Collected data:
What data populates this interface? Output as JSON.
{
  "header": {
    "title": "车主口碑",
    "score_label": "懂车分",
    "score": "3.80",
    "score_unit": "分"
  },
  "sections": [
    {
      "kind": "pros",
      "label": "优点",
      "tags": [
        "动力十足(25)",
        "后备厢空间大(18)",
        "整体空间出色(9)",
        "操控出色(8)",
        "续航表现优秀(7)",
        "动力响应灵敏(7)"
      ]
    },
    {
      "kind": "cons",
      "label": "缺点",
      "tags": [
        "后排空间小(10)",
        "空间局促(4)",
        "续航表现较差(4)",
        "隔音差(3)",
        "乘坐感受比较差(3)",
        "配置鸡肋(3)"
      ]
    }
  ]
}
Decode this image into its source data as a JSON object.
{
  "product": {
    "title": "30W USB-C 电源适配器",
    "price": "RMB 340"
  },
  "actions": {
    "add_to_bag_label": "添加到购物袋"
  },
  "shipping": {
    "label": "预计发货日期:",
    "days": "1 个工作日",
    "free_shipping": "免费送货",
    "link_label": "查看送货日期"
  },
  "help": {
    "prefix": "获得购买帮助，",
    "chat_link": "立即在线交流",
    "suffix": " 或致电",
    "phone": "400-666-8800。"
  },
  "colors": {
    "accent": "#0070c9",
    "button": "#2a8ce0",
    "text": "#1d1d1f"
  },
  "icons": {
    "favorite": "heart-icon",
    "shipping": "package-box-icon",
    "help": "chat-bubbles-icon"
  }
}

◆ **Exercise**:
Word for word, quote the lines from the line containing "Decode this image" through the end of the material, both included, and nothing else.

◆ **Written answer**:
Decode this image into its source data as a JSON object.
{
  "product": {
    "title": "30W USB-C 电源适配器",
    "price": "RMB 340"
  },
  "actions": {
    "add_to_bag_label": "添加到购物袋"
  },
  "shipping": {
    "label": "预计发货日期:",
    "days": "1 个工作日",
    "free_shipping": "免费送货",
    "link_label": "查看送货日期"
  },
  "help": {
    "prefix": "获得购买帮助，",
    "chat_link": "立即在线交流",
    "suffix": " 或致电",
    "phone": "400-666-8800。"
  },
  "colors": {
    "accent": "#0070c9",
    "button": "#2a8ce0",
    "text": "#1d1d1f"
  },
  "icons": {
    "favorite": "heart-icon",
    "shipping": "package-box-icon",
    "help": "chat-bubbles-icon"
  }
}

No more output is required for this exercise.